▶ _Supplied entries_
--------------------------------------------------
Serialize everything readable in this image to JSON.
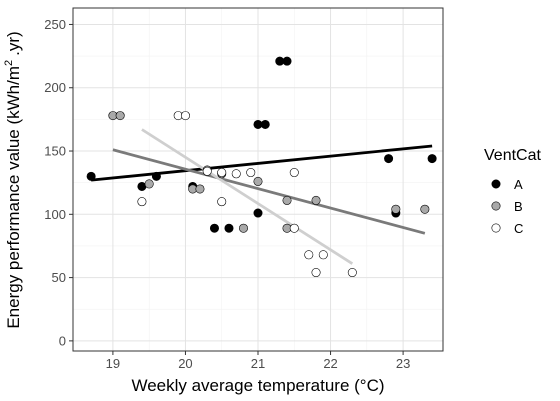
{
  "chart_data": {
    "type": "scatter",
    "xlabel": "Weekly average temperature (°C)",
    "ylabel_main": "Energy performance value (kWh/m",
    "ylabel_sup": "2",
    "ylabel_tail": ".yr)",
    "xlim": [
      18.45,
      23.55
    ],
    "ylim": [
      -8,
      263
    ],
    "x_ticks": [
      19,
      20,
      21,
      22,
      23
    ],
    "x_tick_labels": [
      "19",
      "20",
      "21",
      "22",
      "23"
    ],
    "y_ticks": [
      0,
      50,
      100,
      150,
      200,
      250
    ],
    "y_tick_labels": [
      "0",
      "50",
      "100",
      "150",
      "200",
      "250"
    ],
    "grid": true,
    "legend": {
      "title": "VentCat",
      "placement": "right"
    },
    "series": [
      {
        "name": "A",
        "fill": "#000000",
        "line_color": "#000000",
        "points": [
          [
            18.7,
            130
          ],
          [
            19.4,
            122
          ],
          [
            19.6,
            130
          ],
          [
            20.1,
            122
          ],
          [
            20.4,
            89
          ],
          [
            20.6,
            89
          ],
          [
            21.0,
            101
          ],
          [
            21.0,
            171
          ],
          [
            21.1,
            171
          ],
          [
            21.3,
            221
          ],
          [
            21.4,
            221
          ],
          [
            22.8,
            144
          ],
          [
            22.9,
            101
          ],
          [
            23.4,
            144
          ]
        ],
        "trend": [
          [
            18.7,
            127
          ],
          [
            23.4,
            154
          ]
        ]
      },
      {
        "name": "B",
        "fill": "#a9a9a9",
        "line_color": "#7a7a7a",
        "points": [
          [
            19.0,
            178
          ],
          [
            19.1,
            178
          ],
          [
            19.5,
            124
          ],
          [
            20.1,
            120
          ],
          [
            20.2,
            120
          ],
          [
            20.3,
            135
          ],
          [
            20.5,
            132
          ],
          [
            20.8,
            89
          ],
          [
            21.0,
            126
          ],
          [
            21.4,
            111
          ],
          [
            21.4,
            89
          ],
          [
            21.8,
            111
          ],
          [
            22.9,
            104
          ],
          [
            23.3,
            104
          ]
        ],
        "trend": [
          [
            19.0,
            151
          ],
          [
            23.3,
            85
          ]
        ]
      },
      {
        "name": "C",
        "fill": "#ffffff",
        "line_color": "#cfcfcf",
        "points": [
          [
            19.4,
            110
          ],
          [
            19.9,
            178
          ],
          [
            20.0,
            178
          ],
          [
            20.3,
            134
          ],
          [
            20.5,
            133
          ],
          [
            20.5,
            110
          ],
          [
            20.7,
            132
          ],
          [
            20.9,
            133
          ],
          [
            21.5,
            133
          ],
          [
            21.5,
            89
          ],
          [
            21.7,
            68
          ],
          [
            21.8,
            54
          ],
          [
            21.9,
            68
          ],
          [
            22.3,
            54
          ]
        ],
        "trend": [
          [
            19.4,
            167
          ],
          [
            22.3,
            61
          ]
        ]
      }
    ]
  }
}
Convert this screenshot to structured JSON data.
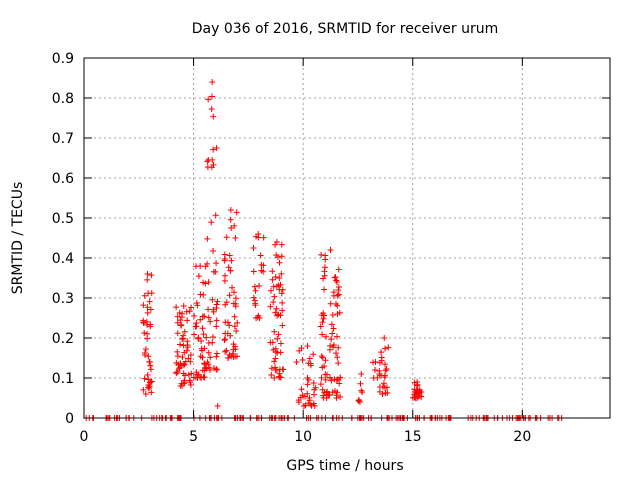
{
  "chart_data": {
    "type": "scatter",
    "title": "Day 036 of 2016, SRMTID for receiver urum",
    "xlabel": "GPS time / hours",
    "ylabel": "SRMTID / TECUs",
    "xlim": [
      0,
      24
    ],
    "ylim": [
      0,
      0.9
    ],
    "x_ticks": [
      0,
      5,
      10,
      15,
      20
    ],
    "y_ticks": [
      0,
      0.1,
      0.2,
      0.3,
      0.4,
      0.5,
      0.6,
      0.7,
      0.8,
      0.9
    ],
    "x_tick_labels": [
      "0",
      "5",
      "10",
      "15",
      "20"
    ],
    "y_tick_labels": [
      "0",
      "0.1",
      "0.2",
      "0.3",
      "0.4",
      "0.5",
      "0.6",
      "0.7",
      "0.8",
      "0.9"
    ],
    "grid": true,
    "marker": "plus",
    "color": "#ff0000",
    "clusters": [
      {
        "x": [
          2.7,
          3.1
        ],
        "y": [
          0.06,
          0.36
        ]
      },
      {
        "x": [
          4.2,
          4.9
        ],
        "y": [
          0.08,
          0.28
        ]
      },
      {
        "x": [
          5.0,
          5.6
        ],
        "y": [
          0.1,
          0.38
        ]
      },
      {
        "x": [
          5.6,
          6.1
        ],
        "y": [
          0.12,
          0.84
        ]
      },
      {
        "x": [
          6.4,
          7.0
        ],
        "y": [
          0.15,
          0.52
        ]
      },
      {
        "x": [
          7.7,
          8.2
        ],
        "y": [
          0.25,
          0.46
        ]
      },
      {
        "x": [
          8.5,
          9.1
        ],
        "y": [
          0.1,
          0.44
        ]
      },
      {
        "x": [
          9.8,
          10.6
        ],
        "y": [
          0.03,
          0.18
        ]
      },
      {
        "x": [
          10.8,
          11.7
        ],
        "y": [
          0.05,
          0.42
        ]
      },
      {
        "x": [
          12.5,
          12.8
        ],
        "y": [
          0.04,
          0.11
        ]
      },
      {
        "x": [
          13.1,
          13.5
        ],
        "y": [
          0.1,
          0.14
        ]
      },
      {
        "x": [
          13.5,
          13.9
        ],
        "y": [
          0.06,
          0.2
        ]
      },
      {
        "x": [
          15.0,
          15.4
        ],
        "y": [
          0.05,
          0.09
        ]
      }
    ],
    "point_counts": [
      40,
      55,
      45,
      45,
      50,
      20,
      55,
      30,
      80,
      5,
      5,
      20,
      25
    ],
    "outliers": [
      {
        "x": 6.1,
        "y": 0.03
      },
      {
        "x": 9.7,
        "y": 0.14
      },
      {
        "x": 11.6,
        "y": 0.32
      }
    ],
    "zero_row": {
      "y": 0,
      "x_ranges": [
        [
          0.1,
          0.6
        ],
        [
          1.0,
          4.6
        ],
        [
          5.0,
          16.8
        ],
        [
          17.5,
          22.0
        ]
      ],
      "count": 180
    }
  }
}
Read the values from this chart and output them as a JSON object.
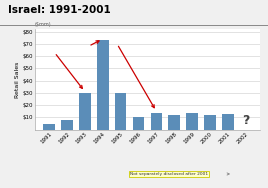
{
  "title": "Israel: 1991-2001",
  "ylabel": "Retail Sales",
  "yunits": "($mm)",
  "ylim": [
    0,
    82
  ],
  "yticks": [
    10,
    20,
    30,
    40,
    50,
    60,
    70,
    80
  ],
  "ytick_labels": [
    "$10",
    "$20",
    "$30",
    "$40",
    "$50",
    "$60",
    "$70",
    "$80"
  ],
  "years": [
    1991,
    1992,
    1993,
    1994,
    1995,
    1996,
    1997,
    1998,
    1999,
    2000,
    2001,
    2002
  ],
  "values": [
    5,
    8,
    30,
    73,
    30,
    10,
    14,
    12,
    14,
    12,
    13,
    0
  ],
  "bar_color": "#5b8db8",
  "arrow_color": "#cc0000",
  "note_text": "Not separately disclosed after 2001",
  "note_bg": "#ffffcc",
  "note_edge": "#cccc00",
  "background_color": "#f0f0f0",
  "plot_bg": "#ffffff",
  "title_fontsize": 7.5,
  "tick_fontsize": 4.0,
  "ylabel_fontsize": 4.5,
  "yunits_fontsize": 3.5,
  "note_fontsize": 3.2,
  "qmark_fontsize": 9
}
--------------------------------------------------
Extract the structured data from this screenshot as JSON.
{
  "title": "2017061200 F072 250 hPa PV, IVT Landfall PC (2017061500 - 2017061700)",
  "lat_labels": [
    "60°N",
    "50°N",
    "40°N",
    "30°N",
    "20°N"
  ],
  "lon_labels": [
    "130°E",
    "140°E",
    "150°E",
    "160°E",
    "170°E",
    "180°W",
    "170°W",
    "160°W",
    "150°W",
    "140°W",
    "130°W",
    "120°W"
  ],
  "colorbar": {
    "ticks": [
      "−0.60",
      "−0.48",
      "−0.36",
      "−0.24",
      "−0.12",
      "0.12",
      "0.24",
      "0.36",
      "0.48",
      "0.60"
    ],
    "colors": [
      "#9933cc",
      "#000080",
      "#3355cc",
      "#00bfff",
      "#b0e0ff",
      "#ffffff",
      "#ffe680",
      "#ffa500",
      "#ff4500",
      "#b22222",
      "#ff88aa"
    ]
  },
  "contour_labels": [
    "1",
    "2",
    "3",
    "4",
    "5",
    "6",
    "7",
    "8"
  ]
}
--------------------------------------------------
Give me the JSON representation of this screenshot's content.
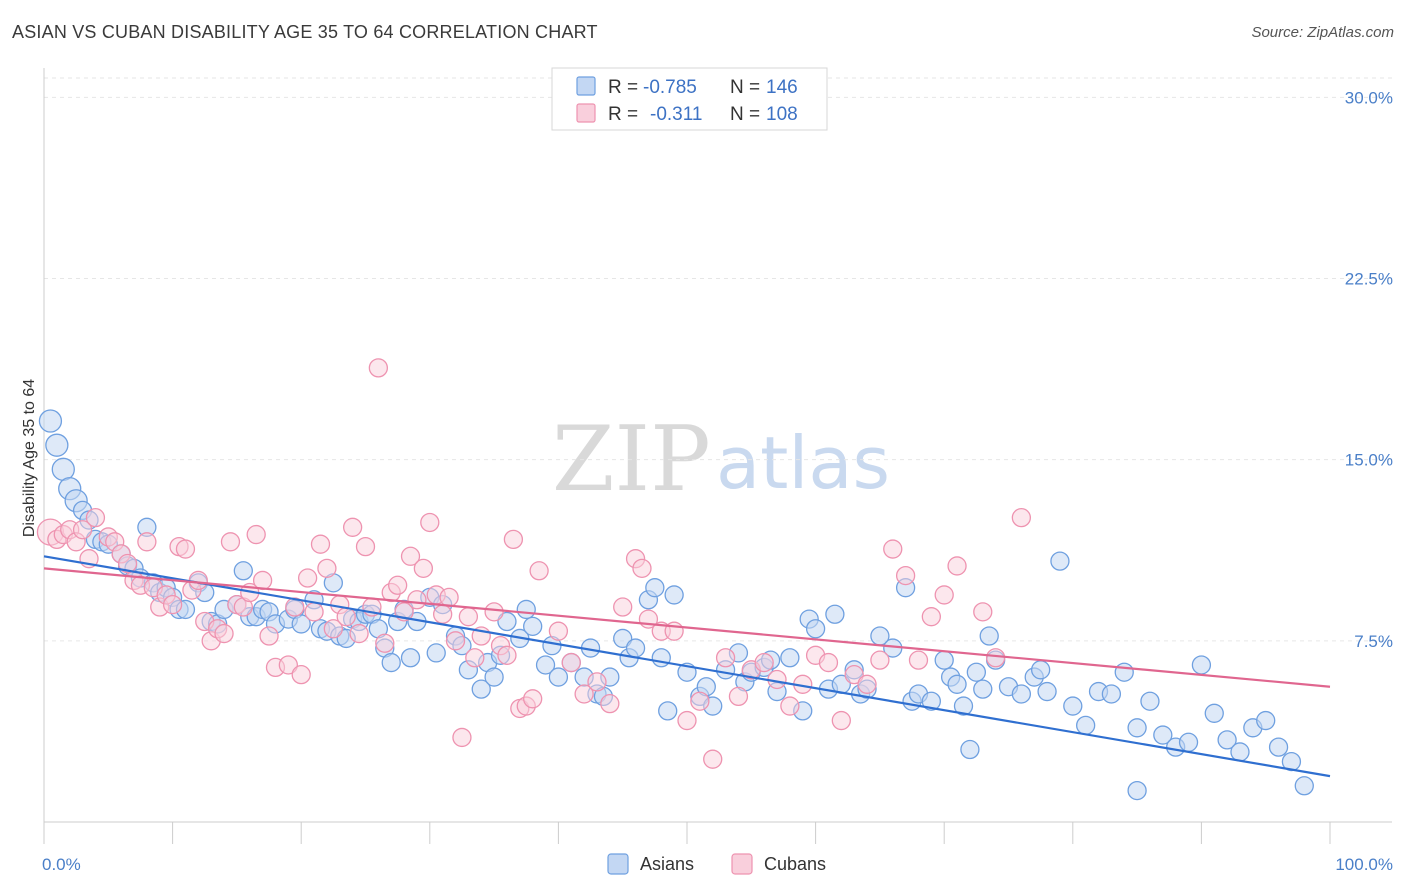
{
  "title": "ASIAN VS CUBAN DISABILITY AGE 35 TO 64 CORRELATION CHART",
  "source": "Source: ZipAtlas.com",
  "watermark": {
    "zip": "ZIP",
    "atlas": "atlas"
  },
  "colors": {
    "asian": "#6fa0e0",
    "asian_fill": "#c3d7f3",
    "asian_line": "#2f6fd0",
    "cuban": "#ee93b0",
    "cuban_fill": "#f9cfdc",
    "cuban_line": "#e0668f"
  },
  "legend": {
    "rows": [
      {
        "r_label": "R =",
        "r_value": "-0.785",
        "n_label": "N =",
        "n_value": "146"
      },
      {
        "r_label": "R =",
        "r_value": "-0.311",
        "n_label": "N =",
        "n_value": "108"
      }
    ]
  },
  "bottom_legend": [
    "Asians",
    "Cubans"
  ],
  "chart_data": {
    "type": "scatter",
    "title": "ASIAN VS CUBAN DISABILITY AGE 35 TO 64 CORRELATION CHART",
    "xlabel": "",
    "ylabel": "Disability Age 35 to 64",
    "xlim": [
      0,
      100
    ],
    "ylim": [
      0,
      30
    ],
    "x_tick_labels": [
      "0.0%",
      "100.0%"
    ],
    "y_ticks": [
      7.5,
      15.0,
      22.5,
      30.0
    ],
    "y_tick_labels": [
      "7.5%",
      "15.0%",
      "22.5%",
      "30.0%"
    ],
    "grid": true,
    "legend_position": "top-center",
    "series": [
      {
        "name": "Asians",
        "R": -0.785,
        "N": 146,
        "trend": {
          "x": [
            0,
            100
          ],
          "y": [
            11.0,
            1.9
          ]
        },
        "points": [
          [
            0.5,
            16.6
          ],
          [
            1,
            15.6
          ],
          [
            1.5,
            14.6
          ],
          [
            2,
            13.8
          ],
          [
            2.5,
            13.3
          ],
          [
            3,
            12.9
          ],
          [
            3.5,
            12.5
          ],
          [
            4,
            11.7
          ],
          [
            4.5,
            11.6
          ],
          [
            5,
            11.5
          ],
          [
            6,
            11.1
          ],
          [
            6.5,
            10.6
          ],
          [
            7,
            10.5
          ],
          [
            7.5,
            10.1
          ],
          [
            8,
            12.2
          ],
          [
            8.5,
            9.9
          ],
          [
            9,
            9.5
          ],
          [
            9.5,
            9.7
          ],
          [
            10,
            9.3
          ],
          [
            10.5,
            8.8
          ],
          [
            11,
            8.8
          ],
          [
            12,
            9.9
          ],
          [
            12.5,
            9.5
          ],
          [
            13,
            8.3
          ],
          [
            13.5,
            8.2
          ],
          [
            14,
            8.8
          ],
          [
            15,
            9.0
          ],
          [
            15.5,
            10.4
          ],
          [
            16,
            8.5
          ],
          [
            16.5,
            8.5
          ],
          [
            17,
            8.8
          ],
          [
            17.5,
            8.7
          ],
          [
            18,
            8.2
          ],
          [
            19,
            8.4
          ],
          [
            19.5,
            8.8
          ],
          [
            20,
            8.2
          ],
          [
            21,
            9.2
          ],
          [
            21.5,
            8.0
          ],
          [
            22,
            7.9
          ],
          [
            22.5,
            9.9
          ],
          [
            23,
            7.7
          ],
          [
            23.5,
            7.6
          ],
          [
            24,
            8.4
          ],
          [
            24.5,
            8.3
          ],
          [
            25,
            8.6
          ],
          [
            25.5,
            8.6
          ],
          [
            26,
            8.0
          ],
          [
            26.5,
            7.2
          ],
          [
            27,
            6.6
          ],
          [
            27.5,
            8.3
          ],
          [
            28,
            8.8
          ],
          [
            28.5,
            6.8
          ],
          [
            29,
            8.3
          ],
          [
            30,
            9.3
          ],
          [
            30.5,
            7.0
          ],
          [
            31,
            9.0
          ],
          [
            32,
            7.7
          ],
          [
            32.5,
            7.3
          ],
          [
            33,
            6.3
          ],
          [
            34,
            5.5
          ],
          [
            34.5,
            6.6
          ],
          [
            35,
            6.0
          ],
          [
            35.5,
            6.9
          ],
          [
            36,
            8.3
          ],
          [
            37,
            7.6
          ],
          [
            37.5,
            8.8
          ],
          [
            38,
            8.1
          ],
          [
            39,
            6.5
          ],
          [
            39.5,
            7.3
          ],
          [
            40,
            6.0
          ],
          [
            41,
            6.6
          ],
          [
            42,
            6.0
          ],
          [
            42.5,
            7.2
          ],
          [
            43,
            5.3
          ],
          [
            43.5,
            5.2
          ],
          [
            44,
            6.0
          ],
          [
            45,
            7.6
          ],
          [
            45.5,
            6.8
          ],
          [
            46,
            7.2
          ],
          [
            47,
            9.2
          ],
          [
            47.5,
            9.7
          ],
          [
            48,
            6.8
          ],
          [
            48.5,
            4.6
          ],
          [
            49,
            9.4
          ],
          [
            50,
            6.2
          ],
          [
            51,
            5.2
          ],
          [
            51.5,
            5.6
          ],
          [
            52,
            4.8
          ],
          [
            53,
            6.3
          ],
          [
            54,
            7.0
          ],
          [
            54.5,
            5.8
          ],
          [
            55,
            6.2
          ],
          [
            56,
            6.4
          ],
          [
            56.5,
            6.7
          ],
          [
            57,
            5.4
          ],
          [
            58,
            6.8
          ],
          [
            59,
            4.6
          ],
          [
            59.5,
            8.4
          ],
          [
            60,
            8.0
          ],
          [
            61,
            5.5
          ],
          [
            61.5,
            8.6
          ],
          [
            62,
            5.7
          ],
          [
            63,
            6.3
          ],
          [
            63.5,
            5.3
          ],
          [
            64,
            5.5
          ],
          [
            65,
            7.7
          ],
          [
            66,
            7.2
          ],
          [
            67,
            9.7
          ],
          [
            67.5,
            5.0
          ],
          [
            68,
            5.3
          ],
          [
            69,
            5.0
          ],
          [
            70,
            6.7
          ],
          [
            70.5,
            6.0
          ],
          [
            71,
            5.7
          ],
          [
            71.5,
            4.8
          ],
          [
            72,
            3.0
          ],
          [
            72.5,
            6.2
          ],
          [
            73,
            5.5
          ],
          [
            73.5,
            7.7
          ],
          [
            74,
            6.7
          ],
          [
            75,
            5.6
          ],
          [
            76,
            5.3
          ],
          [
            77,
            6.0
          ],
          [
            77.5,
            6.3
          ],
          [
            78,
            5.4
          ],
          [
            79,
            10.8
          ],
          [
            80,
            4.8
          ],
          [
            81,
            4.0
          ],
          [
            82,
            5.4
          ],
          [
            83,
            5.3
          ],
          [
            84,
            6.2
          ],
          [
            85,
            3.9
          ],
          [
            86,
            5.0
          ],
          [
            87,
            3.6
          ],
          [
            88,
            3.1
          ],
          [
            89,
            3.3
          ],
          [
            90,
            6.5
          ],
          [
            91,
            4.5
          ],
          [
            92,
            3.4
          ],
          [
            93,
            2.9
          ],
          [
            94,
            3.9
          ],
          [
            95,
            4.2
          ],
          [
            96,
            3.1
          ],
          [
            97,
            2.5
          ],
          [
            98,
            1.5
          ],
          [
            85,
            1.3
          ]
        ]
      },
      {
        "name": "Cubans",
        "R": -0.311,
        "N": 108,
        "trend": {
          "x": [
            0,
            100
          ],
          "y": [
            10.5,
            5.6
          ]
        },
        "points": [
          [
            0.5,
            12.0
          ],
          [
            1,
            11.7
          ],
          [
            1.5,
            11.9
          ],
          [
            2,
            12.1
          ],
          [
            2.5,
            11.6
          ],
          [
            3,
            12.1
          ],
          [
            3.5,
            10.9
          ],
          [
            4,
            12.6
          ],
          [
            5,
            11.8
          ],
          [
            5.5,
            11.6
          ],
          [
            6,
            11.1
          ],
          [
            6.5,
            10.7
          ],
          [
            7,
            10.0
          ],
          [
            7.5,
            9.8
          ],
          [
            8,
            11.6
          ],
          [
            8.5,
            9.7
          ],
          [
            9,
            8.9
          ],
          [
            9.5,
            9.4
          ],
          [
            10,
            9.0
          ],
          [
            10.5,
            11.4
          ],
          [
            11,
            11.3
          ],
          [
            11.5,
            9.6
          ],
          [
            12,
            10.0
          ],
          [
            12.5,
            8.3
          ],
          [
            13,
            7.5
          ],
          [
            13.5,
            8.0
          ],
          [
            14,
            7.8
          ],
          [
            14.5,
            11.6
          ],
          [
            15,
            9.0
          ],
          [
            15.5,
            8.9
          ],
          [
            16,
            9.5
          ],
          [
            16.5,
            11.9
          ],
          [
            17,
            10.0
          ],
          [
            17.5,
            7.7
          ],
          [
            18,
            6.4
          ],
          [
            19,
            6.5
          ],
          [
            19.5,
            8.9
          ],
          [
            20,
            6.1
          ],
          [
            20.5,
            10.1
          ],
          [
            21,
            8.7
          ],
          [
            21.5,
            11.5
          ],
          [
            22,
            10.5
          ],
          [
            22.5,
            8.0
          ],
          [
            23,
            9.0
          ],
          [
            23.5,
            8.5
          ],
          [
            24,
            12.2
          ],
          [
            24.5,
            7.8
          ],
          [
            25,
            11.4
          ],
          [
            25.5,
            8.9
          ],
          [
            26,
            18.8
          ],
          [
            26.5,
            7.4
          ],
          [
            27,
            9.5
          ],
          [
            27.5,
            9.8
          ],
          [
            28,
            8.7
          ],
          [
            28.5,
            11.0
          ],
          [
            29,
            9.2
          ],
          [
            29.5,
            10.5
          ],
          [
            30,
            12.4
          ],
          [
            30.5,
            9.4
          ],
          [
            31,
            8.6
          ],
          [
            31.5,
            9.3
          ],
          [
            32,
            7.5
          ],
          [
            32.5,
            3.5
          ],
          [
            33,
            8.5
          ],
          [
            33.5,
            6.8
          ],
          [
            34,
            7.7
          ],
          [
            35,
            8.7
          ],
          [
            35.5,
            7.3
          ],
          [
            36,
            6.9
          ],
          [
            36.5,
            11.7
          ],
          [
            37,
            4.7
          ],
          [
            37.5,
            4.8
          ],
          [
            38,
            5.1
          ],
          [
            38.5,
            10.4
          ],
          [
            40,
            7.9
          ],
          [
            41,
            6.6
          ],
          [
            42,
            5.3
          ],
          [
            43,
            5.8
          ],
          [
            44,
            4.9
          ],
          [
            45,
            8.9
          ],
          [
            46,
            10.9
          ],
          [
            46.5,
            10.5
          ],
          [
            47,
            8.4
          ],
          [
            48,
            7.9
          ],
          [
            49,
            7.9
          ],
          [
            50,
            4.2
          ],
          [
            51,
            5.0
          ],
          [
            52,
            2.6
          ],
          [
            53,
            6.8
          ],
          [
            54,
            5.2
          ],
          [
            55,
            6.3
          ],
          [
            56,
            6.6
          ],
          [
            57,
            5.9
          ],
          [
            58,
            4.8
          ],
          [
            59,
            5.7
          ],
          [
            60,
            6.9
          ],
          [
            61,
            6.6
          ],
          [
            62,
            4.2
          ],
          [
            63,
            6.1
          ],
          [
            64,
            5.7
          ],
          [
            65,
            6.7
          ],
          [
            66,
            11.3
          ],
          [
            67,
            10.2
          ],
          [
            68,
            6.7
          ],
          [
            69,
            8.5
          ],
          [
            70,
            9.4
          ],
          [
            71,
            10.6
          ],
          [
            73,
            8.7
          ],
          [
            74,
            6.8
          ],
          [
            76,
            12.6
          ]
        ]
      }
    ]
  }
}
--------------------------------------------------
Write the number of lines containing the word "JSON" and nothing besides it.

5